- Born: Лазарь Яковлевич Каплер 15 September 1903 (in Julian calendar) Kyiv
- Died: 11 September 1979 (aged 75)
- Occupation: Writer
- Partner(s): Svetlana Alliluyeva, Tatyana Zlatogoroda

= Aleksei Kapler =

Soviet filmmaker (1903–1979)

Aleksei Yakovlevich Kapler (also Alexei, Алексей Яковлевич Каплер, born Lazar Yankelevich Kapler; 28 September 1903 – 11 September 1979) was a prominent Soviet filmmaker, screenwriter, actor, and writer. He was known as screenwriter of many Soviet movies, such as Lenin in 1918, Amphibian Man, The Blue Bird and Striped Trip, as well as one of the anchors and directors of TV program Kinopanorama (a cinema overview).

==Early life==
Kapler was born into a wealthy family of Jewish merchants in Kiev in 1903, the son of Yakov Naftalievich Kapler and Raisa Zakhar'yevna Kapler (née Krintsberg). As an adolescent, he participated in local theater productions. In particular, he participated in a puppet theater, along with Sergei Yutkevich, Grigori Kozintsev, Michał Waszyński, and Konstantin Mardzhanov.

He and his colleagues eventually moved to Leningrad. There, Kapler appeared in several films directed by Kozintsev. In the 1930s, Kapler was a scriptwriter for a series of films about the life of Vladimir Lenin, which were directed by Mikhail Romm. For this, he became a recipient of the Stalin Prize in 1941.

==Internments in the Gulag==
Kapler is also known as the first love of Joseph Stalin's then teenage daughter Svetlana Alliluyeva, who was more than 20 years his junior. According to Stalin's daughter, that was the reason for Kapler to be sentenced in 1943 to five years in exile on charges of anti-Soviet agitation. He was sent to Vorkuta region, where he worked as a photographer and lived in a tiny room partitioned off in the corner of the local photo studio.

## Entries provided

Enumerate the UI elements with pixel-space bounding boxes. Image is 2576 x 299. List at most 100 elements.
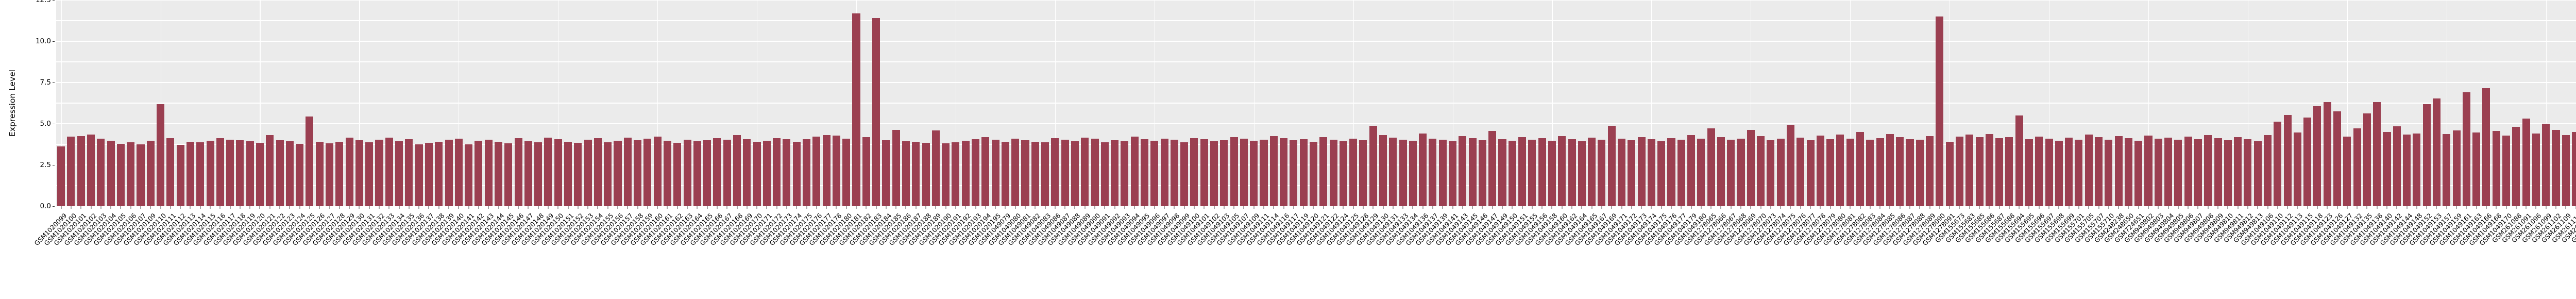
bar[interactable] — [2462, 92, 2470, 206]
bar[interactable] — [2492, 131, 2500, 206]
bar[interactable] — [713, 138, 721, 206]
bar[interactable] — [514, 138, 522, 206]
bar[interactable] — [2472, 132, 2481, 206]
bar[interactable] — [2015, 115, 2023, 206]
bar[interactable] — [454, 139, 463, 206]
bar[interactable] — [2035, 136, 2043, 206]
bar[interactable] — [315, 142, 324, 206]
bar[interactable] — [1896, 137, 1904, 206]
bar[interactable] — [882, 140, 890, 206]
bar[interactable] — [1737, 138, 1745, 206]
bar[interactable] — [1100, 142, 1109, 206]
bar[interactable] — [236, 140, 244, 206]
bar[interactable] — [1051, 138, 1059, 206]
bar[interactable] — [1568, 139, 1576, 206]
bar[interactable] — [1220, 140, 1228, 206]
bar[interactable] — [1846, 139, 1854, 206]
bar[interactable] — [683, 139, 691, 206]
bar[interactable] — [812, 136, 821, 206]
bar[interactable] — [643, 139, 652, 206]
bar[interactable] — [1806, 140, 1815, 206]
bar[interactable] — [912, 141, 920, 206]
bar[interactable] — [2293, 132, 2301, 206]
bar[interactable] — [1091, 139, 1099, 206]
bar[interactable] — [1260, 140, 1268, 206]
bar[interactable] — [1906, 139, 1914, 206]
bar[interactable] — [1786, 124, 1794, 206]
bar[interactable] — [2005, 137, 2013, 206]
bar[interactable] — [2134, 140, 2143, 206]
bar[interactable] — [2144, 136, 2153, 206]
bar[interactable] — [1140, 139, 1148, 206]
bar[interactable] — [852, 13, 860, 206]
bar[interactable] — [2224, 140, 2232, 206]
bar[interactable] — [57, 146, 65, 206]
bar[interactable] — [2194, 139, 2202, 206]
bar[interactable] — [733, 135, 741, 206]
bar[interactable] — [2333, 111, 2342, 206]
bar[interactable] — [107, 140, 115, 206]
bar[interactable] — [1121, 141, 1129, 206]
bar[interactable] — [2095, 137, 2103, 206]
bar[interactable] — [2413, 133, 2421, 206]
bar[interactable] — [2154, 139, 2162, 206]
bar[interactable] — [415, 144, 423, 206]
bar[interactable] — [2075, 139, 2083, 206]
bar[interactable] — [2274, 121, 2282, 206]
bar[interactable] — [1727, 140, 1735, 206]
bar[interactable] — [484, 140, 493, 206]
bar[interactable] — [1578, 141, 1586, 206]
bar[interactable] — [564, 141, 572, 206]
bar[interactable] — [1975, 137, 1984, 206]
bar[interactable] — [1836, 135, 1844, 206]
bar[interactable] — [743, 139, 751, 206]
bar[interactable] — [773, 138, 781, 206]
bar[interactable] — [2542, 124, 2550, 206]
bar[interactable] — [1319, 137, 1328, 206]
bar[interactable] — [435, 141, 443, 206]
bar[interactable] — [1468, 138, 1477, 206]
bar[interactable] — [1866, 140, 1874, 206]
bar[interactable] — [425, 143, 433, 206]
bar[interactable] — [634, 140, 642, 206]
bar[interactable] — [1200, 139, 1208, 206]
bar[interactable] — [872, 18, 880, 206]
bar[interactable] — [1856, 131, 1865, 206]
bar[interactable] — [285, 141, 294, 206]
bar[interactable] — [1438, 140, 1447, 206]
bar[interactable] — [1309, 141, 1317, 206]
bar[interactable] — [326, 143, 334, 206]
bar[interactable] — [1240, 139, 1248, 206]
bar[interactable] — [2403, 135, 2411, 206]
bar[interactable] — [902, 141, 910, 206]
bar[interactable] — [2522, 119, 2530, 206]
bar[interactable] — [186, 142, 194, 206]
bar[interactable] — [1071, 141, 1079, 206]
bar[interactable] — [1230, 137, 1238, 206]
bar[interactable] — [663, 140, 671, 206]
bar[interactable] — [1747, 130, 1755, 206]
bar[interactable] — [1041, 142, 1049, 206]
bar[interactable] — [2323, 102, 2331, 206]
bar[interactable] — [137, 144, 145, 206]
bar[interactable] — [1528, 140, 1536, 206]
bar[interactable] — [2244, 139, 2252, 206]
bar[interactable] — [604, 142, 612, 206]
bar[interactable] — [395, 141, 403, 206]
bar[interactable] — [87, 135, 95, 206]
bar[interactable] — [1955, 136, 1963, 206]
bar[interactable] — [1936, 16, 1944, 206]
bar[interactable] — [2532, 133, 2540, 206]
bar[interactable] — [2572, 132, 2576, 206]
bar[interactable] — [1677, 140, 1685, 206]
bar[interactable] — [1419, 134, 1427, 206]
bar[interactable] — [1965, 135, 1974, 206]
bar[interactable] — [1210, 141, 1218, 206]
bar[interactable] — [1797, 138, 1805, 206]
bar[interactable] — [594, 138, 602, 206]
bar[interactable] — [2283, 115, 2292, 206]
bar[interactable] — [1339, 141, 1347, 206]
bar[interactable] — [1299, 139, 1308, 206]
bar[interactable] — [693, 141, 701, 206]
bar[interactable] — [931, 130, 940, 206]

## What to work on
1. Name every person who, according to the Aleksei Kapler biography, took part in the puppet theater alongside Kapler.
2. Reproduce a passage of the Aleksei Kapler biography verbatim, starting with "- Born: Лазарь" and going on through "Soviet filmmaker (1903–1979)".

## Worked solutions
1. Sergei Yutkevich, Grigori Kozintsev, Michał Waszyński, and Konstantin Mardzhanov.

2.
- Born: Лазарь Яковлевич Каплер 15 September 1903 (in Julian calendar) Kyiv
- Died: 11 September 1979 (aged 75)
- Occupation: Writer
- Partner(s): Svetlana Alliluyeva, Tatyana Zlatogoroda

= Aleksei Kapler =

Soviet filmmaker (1903–1979)